▶ _Description of the task_
Tally the lines of the listing that contain the string "image". Give the number and nothing else.

▶ _Extracted information_
###

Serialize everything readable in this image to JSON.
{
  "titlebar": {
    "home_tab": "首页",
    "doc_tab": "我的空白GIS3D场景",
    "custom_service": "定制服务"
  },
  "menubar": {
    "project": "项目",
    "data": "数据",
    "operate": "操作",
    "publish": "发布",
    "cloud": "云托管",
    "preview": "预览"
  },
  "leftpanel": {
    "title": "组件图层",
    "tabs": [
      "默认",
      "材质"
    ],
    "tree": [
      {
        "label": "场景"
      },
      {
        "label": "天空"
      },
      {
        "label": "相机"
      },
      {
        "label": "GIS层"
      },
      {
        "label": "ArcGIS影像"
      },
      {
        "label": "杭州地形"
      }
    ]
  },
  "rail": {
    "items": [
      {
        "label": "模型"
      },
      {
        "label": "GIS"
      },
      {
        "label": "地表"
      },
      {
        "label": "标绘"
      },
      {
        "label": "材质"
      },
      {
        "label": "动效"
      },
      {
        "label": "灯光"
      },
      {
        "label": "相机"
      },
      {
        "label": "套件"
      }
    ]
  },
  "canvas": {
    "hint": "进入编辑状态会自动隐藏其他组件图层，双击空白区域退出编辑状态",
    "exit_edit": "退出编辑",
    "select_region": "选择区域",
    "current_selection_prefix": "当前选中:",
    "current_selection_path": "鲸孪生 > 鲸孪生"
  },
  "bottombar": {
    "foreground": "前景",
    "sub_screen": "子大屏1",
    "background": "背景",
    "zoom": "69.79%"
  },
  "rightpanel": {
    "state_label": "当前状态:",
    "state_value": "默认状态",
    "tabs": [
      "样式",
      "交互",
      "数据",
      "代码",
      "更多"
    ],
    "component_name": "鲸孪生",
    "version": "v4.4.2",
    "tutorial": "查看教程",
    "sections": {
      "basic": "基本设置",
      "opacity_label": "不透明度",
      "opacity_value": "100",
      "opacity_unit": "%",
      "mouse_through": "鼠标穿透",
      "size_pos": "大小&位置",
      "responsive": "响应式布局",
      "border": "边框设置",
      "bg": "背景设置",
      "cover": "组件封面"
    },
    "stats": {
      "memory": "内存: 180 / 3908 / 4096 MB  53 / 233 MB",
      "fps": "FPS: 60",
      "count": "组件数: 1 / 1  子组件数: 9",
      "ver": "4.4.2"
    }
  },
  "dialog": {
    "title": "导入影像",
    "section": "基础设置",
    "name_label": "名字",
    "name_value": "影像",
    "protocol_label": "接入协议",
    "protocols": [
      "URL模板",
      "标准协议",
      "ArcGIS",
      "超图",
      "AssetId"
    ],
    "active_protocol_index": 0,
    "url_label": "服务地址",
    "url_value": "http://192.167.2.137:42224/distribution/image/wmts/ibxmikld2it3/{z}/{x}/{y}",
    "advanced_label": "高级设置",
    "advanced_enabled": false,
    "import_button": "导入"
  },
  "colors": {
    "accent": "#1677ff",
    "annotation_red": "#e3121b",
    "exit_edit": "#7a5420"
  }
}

###

▶ _Correct response_
2